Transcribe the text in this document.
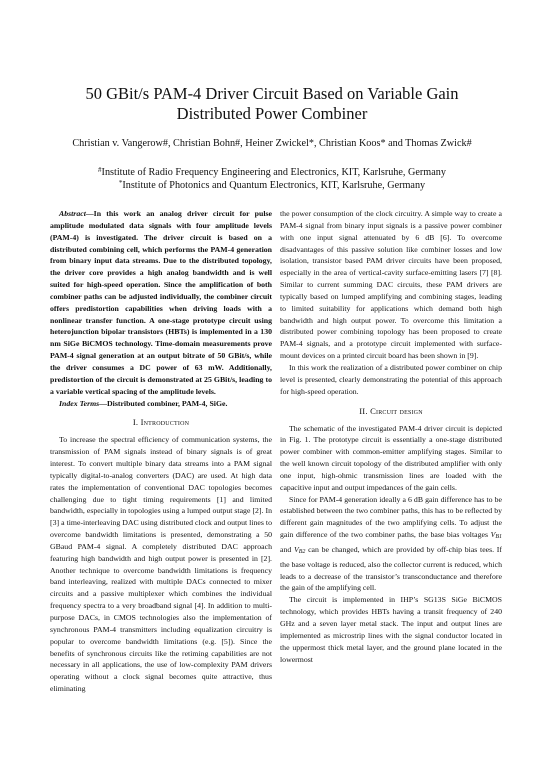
50 GBit/s PAM-4 Driver Circuit Based on Variable Gain
Distributed Power Combiner
Christian v. Vangerow#, Christian Bohn#, Heiner Zwickel*, Christian Koos* and Thomas Zwick#
#Institute of Radio Frequency Engineering and Electronics, KIT, Karlsruhe, Germany
*Institute of Photonics and Quantum Electronics, KIT, Karlsruhe, Germany

Abstract—In this work an analog driver circuit for pulse amplitude modulated data signals with four amplitude levels (PAM-4) is investigated. The driver circuit is based on a distributed combining cell, which performs the PAM-4 generation from binary input data streams. Due to the distributed topology, the driver core provides a high analog bandwidth and is well suited for high-speed operation. Since the amplification of both combiner paths can be adjusted individually, the combiner circuit offers predistortion capabilities when driving loads with a nonlinear transfer function. A one-stage prototype circuit using heterojunction bipolar transistors (HBTs) is implemented in a 130 nm SiGe BiCMOS technology. Time-domain measurements prove PAM-4 signal generation at an output bitrate of 50 GBit/s, while the driver consumes a DC power of 63 mW. Additionally, predistortion of the circuit is demonstrated at 25 GBit/s, leading to a variable vertical spacing of the amplitude levels.

Index Terms—Distributed combiner, PAM-4, SiGe.

I. Introduction

To increase the spectral efficiency of communication systems, the transmission of PAM signals instead of binary signals is of great interest. To convert multiple binary data streams into a PAM signal typically digital-to-analog converters (DAC) are used. At high data rates the implementation of conventional DAC topologies becomes challenging due to tight timing requirements [1] and limited bandwidth, especially in topologies using a lumped output stage [2]. In [3] a time-interleaving DAC using distributed clock and output lines to overcome bandwidth limitations is presented, demonstrating a 50 GBaud PAM-4 signal. A completely distributed DAC approach featuring high bandwidth and high output power is presented in [2]. Another technique to overcome bandwidth limitations is frequency band interleaving, realized with multiple DACs connected to mixer circuits and a passive multiplexer which combines the individual frequency spectra to a very broadband signal [4]. In addition to multi-purpose DACs, in CMOS technologies also the implementation of synchronous PAM-4 transmitters including equalization circuitry is popular to overcome bandwidth limitations (e.g. [5]). Since the benefits of synchronous circuits like the retiming capabilities are not necessary in all applications, the use of low-complexity PAM drivers operating without a clock signal becomes quite attractive, thus eliminating

the power consumption of the clock circuitry. A simple way to create a PAM-4 signal from binary input signals is a passive power combiner with one input signal attenuated by 6 dB [6]. To overcome disadvantages of this passive solution like combiner losses and low isolation, transistor based PAM driver circuits have been proposed, especially in the area of vertical-cavity surface-emitting lasers [7] [8]. Similar to current summing DAC circuits, these PAM drivers are typically based on lumped amplifying and combining stages, leading to limited suitability for applications which demand both high bandwidth and high output power. To overcome this limitation a distributed power combining topology has been proposed to create PAM-4 signals, and a prototype circuit implemented with surface-mount devices on a printed circuit board has been shown in [9].

In this work the realization of a distributed power combiner on chip level is presented, clearly demonstrating the potential of this approach for high-speed operation.

II. Circuit design

The schematic of the investigated PAM-4 driver circuit is depicted in Fig. 1. The prototype circuit is essentially a one-stage distributed power combiner with common-emitter amplifying stages. Similar to the well known circuit topology of the distributed amplifier with only one input, high-ohmic transmission lines are loaded with the capacitive input and output impedances of the gain cells.

Since for PAM-4 generation ideally a 6 dB gain difference has to be established between the two combiner paths, this has to be reflected by different gain magnitudes of the two amplifying cells. To adjust the gain difference of the two combiner paths, the base bias voltages VB1 and VB2 can be changed, which are provided by off-chip bias tees. If the base voltage is reduced, also the collector current is reduced, which leads to a decrease of the transistor’s transconductance and therefore the gain of the amplifying cell.

The circuit is implemented in IHP’s SG13S SiGe BiCMOS technology, which provides HBTs having a transit frequency of 240 GHz and a seven layer metal stack. The input and output lines are implemented as microstrip lines with the signal conductor located in the uppermost thick metal layer, and the ground plane located in the lowermost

Problem description:
For each line above that contains the word "current", give the line as it is written.

Final answer:
the power consumption of the clock circuitry. A simple way to create a PAM-4 signal from binary input signals is a passive power combiner with one input signal attenuated by 6 dB [6]. To overcome disadvantages of this passive solution like combiner losses and low isolation, transistor based PAM driver circuits have been proposed, especially in the area of vertical-cavity surface-emitting lasers [7] [8]. Similar to current summing DAC circuits, these PAM drivers are typically based on lumped amplifying and combining stages, leading to limited suitability for applications which demand both high bandwidth and high output power. To overcome this limitation a distributed power combining topology has been proposed to create PAM-4 signals, and a prototype circuit implemented with surface-mount devices on a printed circuit board has been shown in [9].
Since for PAM-4 generation ideally a 6 dB gain difference has to be established between the two combiner paths, this has to be reflected by different gain magnitudes of the two amplifying cells. To adjust the gain difference of the two combiner paths, the base bias voltages VB1 and VB2 can be changed, which are provided by off-chip bias tees. If the base voltage is reduced, also the collector current is reduced, which leads to a decrease of the transistor’s transconductance and therefore the gain of the amplifying cell.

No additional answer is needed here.